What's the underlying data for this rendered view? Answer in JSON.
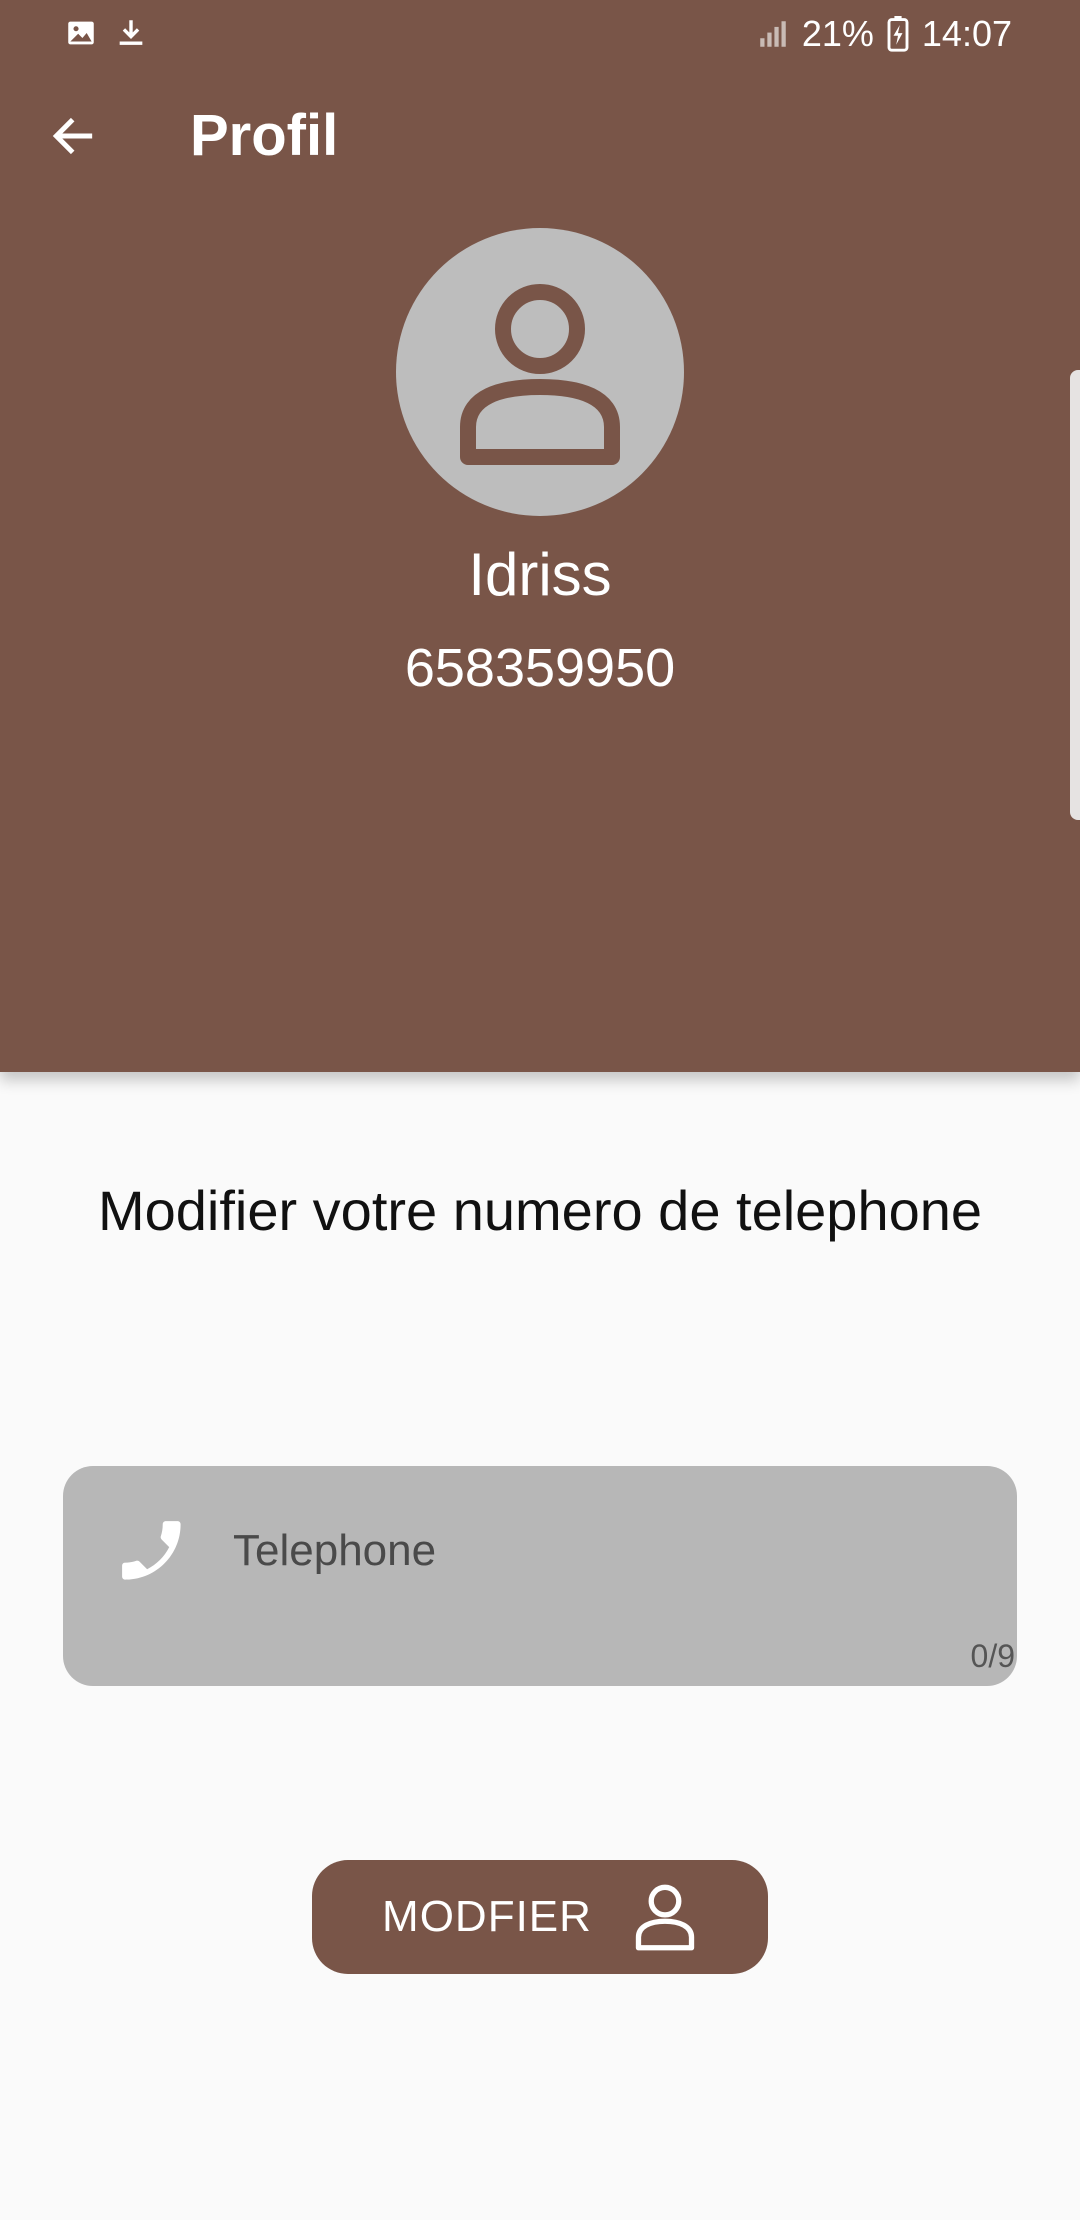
{
  "status_bar": {
    "icons_left": [
      "image-icon",
      "download-icon"
    ],
    "battery": "21%",
    "time": "14:07"
  },
  "toolbar": {
    "back_icon": "arrow-left-icon",
    "title": "Profil"
  },
  "profile": {
    "avatar_icon": "person-icon",
    "name": "Idriss",
    "phone": "658359950"
  },
  "form": {
    "heading": "Modifier votre numero de telephone",
    "phone_field": {
      "icon": "phone-icon",
      "placeholder": "Telephone",
      "value": "",
      "counter": "0/9"
    },
    "submit": {
      "label": "MODFIER",
      "icon": "user-icon"
    }
  },
  "colors": {
    "primary": "#795548",
    "avatar_bg": "#BDBDBD",
    "field_bg": "#B7B7B7",
    "page_bg": "#FAFAFA"
  }
}
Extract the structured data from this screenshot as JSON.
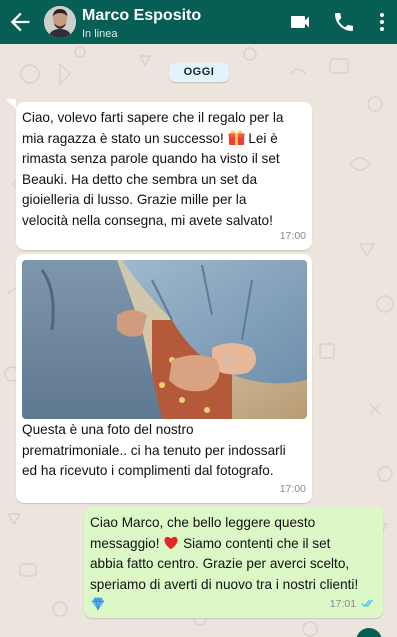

:::

● Do this
Retype everything in the material word for word, minus pictures.

● Answer to the exercise
What's the underlying data for this rendered view? Answer in JSON.
{
  "status_bar": {
    "icons_left": [
      "image-icon",
      "download-icon"
    ],
    "battery": "21%",
    "time": "14:07"
  },
  "toolbar": {
    "back_icon": "arrow-left-icon",
    "title": "Profil"
  },
  "profile": {
    "avatar_icon": "person-icon",
    "name": "Idriss",
    "phone": "658359950"
  },
  "form": {
    "heading": "Modifier votre numero de telephone",
    "phone_field": {
      "icon": "phone-icon",
      "placeholder": "Telephone",
      "value": "",
      "counter": "0/9"
    },
    "submit": {
      "label": "MODFIER",
      "icon": "user-icon"
    }
  },
  "colors": {
    "primary": "#795548",
    "avatar_bg": "#BDBDBD",
    "field_bg": "#B7B7B7",
    "page_bg": "#FAFAFA"
  }
}
Extract the structured data from this screenshot as JSON.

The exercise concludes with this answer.